Across these entries, count the lines holding the string "this"; the number is the whole answer.

* **DATA UNDER STUDY**

━━━━━━━━━━━━━━━━━━━━

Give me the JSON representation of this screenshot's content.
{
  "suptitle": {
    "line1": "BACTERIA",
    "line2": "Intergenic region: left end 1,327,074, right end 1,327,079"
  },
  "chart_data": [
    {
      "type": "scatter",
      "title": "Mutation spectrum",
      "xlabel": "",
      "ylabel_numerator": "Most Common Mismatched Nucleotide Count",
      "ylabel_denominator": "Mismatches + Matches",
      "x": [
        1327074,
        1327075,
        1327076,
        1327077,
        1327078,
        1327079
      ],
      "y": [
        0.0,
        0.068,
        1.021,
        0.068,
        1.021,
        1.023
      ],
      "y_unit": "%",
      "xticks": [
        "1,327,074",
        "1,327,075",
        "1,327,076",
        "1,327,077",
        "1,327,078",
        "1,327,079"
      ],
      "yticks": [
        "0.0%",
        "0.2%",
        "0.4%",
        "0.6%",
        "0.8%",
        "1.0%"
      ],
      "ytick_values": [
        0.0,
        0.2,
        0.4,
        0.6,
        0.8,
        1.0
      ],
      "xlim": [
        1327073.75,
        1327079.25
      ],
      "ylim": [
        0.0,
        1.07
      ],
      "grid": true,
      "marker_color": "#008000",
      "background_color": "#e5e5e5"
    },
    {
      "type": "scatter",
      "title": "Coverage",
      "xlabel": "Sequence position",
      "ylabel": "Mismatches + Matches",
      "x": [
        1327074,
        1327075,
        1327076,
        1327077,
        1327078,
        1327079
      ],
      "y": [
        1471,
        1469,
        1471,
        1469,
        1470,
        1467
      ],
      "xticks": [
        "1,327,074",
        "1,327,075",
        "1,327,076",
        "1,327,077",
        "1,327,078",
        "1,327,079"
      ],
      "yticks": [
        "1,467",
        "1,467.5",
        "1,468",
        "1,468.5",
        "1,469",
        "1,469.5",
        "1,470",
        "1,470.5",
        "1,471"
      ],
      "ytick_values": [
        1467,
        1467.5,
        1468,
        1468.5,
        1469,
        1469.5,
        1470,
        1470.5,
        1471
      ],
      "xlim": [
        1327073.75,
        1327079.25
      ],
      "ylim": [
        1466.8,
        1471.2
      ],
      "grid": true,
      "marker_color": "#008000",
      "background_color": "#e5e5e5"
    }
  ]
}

━━━━━━━━━━━━━━━━━━━━

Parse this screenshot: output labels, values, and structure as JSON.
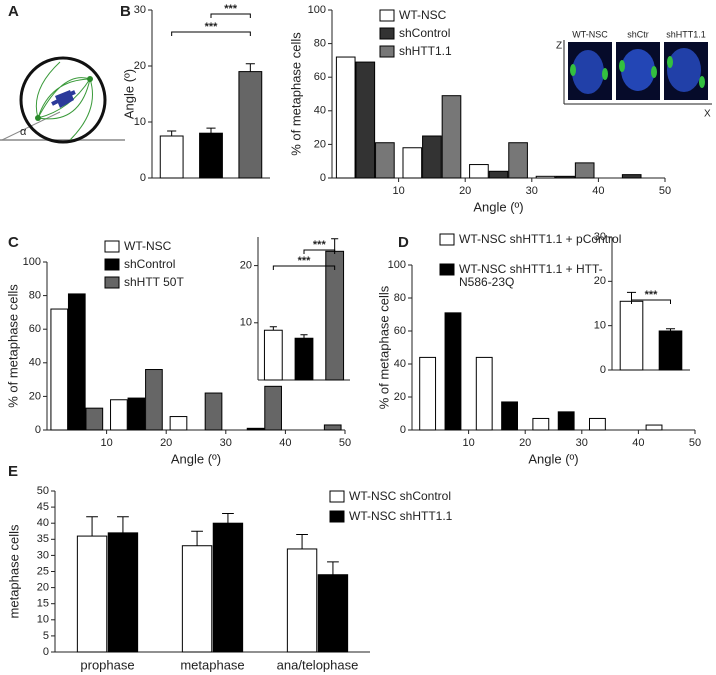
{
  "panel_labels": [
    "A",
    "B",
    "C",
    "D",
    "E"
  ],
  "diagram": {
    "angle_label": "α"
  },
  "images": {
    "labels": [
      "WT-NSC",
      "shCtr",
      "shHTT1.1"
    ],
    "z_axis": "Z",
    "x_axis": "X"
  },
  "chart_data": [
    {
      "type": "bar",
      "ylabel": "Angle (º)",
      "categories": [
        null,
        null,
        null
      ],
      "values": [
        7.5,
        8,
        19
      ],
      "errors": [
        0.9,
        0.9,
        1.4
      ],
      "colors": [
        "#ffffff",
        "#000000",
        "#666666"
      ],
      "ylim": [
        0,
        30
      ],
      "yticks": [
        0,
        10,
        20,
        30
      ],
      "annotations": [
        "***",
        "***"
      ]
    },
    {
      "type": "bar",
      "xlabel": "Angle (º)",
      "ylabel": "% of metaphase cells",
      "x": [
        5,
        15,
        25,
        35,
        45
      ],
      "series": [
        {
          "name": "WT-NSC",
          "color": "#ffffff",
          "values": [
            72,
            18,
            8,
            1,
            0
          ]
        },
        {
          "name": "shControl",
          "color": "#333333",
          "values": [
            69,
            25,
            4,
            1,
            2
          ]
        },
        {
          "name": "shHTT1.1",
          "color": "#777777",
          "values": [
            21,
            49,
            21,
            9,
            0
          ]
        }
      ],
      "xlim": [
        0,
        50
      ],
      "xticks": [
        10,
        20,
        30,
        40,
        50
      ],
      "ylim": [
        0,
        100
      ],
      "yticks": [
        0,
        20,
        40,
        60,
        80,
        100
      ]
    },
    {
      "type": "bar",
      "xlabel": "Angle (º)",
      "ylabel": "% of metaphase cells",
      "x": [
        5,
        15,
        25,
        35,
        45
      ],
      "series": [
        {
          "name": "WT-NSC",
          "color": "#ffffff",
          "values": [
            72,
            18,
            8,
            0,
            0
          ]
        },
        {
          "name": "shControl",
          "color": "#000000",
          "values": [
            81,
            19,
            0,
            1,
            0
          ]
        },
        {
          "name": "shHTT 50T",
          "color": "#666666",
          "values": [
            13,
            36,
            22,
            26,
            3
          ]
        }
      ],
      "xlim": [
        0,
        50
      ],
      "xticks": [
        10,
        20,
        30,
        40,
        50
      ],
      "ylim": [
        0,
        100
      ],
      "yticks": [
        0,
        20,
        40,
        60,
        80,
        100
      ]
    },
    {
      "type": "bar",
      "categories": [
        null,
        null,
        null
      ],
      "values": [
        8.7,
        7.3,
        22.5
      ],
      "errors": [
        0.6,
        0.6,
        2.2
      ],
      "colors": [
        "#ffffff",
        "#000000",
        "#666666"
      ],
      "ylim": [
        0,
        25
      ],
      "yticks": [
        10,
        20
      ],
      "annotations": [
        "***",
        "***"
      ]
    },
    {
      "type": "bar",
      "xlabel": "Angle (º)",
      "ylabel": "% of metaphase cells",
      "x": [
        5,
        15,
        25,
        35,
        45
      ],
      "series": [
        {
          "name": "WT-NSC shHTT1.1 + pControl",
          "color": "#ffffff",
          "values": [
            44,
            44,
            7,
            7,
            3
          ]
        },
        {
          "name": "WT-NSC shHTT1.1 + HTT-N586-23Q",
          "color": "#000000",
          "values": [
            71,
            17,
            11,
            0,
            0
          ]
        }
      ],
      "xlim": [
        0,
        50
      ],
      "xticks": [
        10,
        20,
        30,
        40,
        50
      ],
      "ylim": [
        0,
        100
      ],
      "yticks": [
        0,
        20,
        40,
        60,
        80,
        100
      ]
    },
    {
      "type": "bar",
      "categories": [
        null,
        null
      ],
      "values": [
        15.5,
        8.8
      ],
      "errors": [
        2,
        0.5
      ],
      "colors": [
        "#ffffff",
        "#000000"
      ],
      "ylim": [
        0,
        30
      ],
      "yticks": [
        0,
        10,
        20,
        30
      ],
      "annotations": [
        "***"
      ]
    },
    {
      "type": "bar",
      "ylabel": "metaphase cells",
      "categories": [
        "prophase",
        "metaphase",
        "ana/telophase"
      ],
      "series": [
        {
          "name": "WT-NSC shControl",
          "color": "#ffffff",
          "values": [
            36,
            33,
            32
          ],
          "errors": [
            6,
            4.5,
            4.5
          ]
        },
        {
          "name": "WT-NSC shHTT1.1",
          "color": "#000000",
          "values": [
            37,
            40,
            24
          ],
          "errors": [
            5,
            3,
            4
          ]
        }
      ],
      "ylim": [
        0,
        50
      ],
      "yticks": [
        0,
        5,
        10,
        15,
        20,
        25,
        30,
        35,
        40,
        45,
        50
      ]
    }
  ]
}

━━━━━━━━━━━━━━━━━━━━

* **TASK ANSWER**
2